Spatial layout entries
+===+

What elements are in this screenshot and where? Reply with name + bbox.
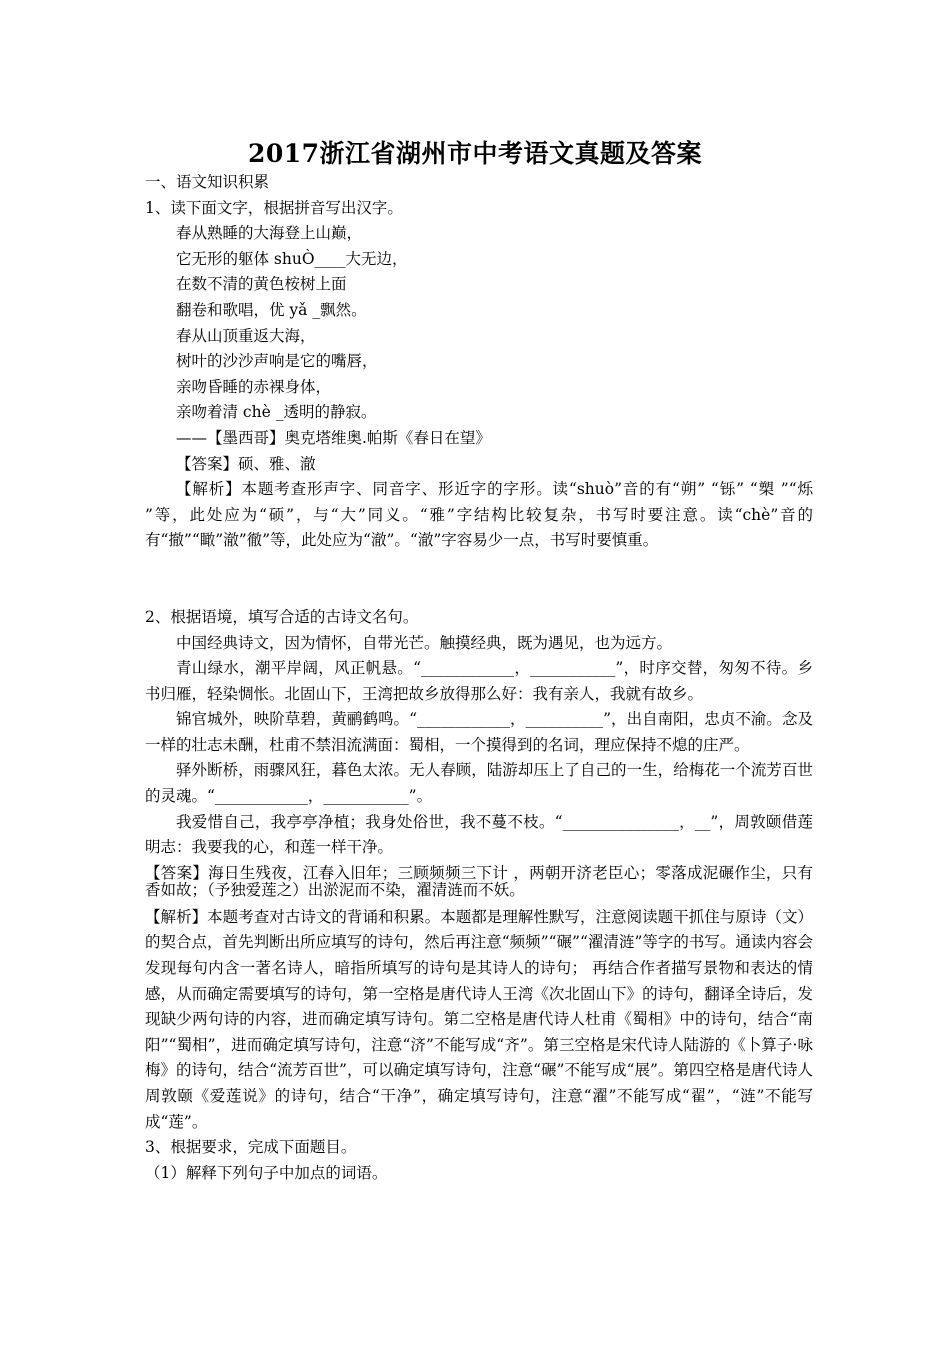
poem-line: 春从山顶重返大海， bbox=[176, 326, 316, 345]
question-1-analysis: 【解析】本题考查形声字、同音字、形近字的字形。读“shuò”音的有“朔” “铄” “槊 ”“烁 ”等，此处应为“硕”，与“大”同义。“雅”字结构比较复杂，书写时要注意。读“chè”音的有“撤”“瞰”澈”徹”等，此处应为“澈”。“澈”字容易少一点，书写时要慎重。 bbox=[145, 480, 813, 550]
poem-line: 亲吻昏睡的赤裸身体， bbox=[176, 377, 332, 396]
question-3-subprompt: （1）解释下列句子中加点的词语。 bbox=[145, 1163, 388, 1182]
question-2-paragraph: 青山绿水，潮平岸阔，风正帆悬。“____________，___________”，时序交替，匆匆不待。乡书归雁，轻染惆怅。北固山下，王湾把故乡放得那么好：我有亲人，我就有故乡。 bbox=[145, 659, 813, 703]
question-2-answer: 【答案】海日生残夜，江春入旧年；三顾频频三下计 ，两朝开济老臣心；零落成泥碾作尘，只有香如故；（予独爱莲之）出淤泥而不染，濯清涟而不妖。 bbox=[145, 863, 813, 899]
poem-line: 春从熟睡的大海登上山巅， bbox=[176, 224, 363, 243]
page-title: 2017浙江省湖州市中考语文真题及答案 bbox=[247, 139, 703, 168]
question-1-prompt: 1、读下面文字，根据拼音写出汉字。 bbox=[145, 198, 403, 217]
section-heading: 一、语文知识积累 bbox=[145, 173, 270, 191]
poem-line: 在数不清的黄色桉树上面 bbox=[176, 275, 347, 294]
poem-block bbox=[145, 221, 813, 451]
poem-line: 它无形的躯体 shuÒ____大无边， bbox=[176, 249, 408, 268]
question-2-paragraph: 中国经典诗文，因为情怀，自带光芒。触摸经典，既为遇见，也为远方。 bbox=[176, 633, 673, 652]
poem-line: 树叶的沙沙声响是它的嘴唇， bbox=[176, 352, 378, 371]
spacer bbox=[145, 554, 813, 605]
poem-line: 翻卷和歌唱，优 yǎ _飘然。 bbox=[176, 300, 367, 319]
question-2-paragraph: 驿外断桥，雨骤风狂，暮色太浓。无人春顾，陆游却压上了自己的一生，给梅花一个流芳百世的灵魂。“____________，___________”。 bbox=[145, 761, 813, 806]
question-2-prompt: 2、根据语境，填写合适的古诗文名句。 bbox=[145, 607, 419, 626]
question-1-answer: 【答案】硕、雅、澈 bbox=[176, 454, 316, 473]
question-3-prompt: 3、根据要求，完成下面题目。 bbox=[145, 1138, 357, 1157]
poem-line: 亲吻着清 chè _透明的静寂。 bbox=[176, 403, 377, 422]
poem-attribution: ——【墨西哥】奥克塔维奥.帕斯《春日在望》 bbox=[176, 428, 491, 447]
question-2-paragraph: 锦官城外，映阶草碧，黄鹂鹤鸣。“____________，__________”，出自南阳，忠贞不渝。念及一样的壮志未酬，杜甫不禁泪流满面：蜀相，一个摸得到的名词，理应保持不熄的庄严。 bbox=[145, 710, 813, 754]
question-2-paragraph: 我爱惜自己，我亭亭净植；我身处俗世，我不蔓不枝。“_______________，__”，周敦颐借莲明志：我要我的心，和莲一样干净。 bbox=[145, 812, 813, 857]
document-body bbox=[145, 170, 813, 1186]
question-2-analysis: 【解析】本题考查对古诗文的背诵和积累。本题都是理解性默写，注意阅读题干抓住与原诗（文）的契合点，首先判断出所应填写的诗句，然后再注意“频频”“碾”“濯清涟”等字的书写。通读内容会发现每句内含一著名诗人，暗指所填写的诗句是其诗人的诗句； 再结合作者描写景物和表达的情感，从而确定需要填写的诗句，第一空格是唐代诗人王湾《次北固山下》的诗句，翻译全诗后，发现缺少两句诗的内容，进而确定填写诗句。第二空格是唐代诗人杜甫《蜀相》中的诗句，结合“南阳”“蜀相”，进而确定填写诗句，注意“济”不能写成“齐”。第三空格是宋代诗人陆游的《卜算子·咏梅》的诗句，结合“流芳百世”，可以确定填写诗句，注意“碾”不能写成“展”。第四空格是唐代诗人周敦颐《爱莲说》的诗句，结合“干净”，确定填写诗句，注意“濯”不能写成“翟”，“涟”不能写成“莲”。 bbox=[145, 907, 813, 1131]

+===+

**What is needed**
Rewrite the listing above with every "poem-line" swapped for "verse-line" and nothing else changed, leaving out the picture.

**Written response**
What elements are in this screenshot and where? Reply with name + bbox.
verse-line: 春从山顶重返大海， bbox=[176, 326, 316, 345]
question-1-analysis: 【解析】本题考查形声字、同音字、形近字的字形。读“shuò”音的有“朔” “铄” “槊 ”“烁 ”等，此处应为“硕”，与“大”同义。“雅”字结构比较复杂，书写时要注意。读“chè”音的有“撤”“瞰”澈”徹”等，此处应为“澈”。“澈”字容易少一点，书写时要慎重。 bbox=[145, 480, 813, 550]
verse-line: 亲吻昏睡的赤裸身体， bbox=[176, 377, 332, 396]
question-3-subprompt: （1）解释下列句子中加点的词语。 bbox=[145, 1163, 388, 1182]
question-2-paragraph: 青山绿水，潮平岸阔，风正帆悬。“____________，___________”，时序交替，匆匆不待。乡书归雁，轻染惆怅。北固山下，王湾把故乡放得那么好：我有亲人，我就有故乡。 bbox=[145, 659, 813, 703]
question-2-answer: 【答案】海日生残夜，江春入旧年；三顾频频三下计 ，两朝开济老臣心；零落成泥碾作尘，只有香如故；（予独爱莲之）出淤泥而不染，濯清涟而不妖。 bbox=[145, 863, 813, 899]
verse-line: 春从熟睡的大海登上山巅， bbox=[176, 224, 363, 243]
page-title: 2017浙江省湖州市中考语文真题及答案 bbox=[247, 139, 703, 168]
question-1-prompt: 1、读下面文字，根据拼音写出汉字。 bbox=[145, 198, 403, 217]
section-heading: 一、语文知识积累 bbox=[145, 173, 270, 191]
verse-line: 在数不清的黄色桉树上面 bbox=[176, 275, 347, 294]
poem-block bbox=[145, 221, 813, 451]
verse-line: 它无形的躯体 shuÒ____大无边， bbox=[176, 249, 408, 268]
question-2-paragraph: 中国经典诗文，因为情怀，自带光芒。触摸经典，既为遇见，也为远方。 bbox=[176, 633, 673, 652]
verse-line: 树叶的沙沙声响是它的嘴唇， bbox=[176, 352, 378, 371]
spacer bbox=[145, 554, 813, 605]
verse-line: 翻卷和歌唱，优 yǎ _飘然。 bbox=[176, 300, 367, 319]
question-2-paragraph: 驿外断桥，雨骤风狂，暮色太浓。无人春顾，陆游却压上了自己的一生，给梅花一个流芳百世的灵魂。“____________，___________”。 bbox=[145, 761, 813, 806]
question-2-prompt: 2、根据语境，填写合适的古诗文名句。 bbox=[145, 607, 419, 626]
question-1-answer: 【答案】硕、雅、澈 bbox=[176, 454, 316, 473]
question-3-prompt: 3、根据要求，完成下面题目。 bbox=[145, 1138, 357, 1157]
verse-line: 亲吻着清 chè _透明的静寂。 bbox=[176, 403, 377, 422]
poem-attribution: ——【墨西哥】奥克塔维奥.帕斯《春日在望》 bbox=[176, 428, 491, 447]
question-2-paragraph: 锦官城外，映阶草碧，黄鹂鹤鸣。“____________，__________”，出自南阳，忠贞不渝。念及一样的壮志未酬，杜甫不禁泪流满面：蜀相，一个摸得到的名词，理应保持不熄的庄严。 bbox=[145, 710, 813, 754]
question-2-paragraph: 我爱惜自己，我亭亭净植；我身处俗世，我不蔓不枝。“_______________，__”，周敦颐借莲明志：我要我的心，和莲一样干净。 bbox=[145, 812, 813, 857]
document-body bbox=[145, 170, 813, 1186]
question-2-analysis: 【解析】本题考查对古诗文的背诵和积累。本题都是理解性默写，注意阅读题干抓住与原诗（文）的契合点，首先判断出所应填写的诗句，然后再注意“频频”“碾”“濯清涟”等字的书写。通读内容会发现每句内含一著名诗人，暗指所填写的诗句是其诗人的诗句； 再结合作者描写景物和表达的情感，从而确定需要填写的诗句，第一空格是唐代诗人王湾《次北固山下》的诗句，翻译全诗后，发现缺少两句诗的内容，进而确定填写诗句。第二空格是唐代诗人杜甫《蜀相》中的诗句，结合“南阳”“蜀相”，进而确定填写诗句，注意“济”不能写成“齐”。第三空格是宋代诗人陆游的《卜算子·咏梅》的诗句，结合“流芳百世”，可以确定填写诗句，注意“碾”不能写成“展”。第四空格是唐代诗人周敦颐《爱莲说》的诗句，结合“干净”，确定填写诗句，注意“濯”不能写成“翟”，“涟”不能写成“莲”。 bbox=[145, 907, 813, 1131]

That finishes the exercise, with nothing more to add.